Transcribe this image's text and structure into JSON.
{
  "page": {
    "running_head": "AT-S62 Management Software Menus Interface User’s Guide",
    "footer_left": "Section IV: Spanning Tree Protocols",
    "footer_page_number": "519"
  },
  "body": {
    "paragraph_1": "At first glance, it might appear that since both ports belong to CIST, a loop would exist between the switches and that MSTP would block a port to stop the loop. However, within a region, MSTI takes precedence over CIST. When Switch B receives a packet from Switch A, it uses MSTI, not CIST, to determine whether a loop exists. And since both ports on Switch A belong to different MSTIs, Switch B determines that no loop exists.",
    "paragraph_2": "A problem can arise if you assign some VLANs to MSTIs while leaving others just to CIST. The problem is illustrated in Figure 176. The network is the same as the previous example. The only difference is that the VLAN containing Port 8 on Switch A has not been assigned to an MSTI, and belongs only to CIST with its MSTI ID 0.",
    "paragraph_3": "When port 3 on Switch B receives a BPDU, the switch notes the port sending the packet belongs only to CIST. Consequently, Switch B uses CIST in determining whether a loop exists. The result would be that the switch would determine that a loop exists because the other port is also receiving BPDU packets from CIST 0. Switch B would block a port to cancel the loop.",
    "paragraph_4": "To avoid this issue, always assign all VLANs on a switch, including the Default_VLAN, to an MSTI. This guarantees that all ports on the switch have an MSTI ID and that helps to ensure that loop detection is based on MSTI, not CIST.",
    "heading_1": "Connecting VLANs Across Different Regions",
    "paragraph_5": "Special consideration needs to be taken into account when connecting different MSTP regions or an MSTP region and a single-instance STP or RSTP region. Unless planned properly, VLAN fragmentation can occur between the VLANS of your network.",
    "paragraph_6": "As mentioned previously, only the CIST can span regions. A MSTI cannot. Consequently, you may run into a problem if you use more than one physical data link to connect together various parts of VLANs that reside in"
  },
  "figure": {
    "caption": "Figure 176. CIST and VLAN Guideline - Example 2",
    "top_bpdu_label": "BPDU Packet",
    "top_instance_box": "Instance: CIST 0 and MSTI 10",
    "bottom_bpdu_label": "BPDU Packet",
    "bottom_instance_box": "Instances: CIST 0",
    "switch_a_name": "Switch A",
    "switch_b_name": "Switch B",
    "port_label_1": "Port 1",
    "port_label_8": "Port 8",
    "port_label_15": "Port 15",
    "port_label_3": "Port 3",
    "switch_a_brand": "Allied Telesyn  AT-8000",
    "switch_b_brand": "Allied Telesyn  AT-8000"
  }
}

# # # # #

Copy out each line that contains the word "this".

Transcribe this image's text and structure into JSON.
    "paragraph_4": "To avoid this issue, always assign all VLANs on a switch, including the Default_VLAN, to an MSTI. This guarantees that all ports on the switch have an MSTI ID and that helps to ensure that loop detection is based on MSTI, not CIST.",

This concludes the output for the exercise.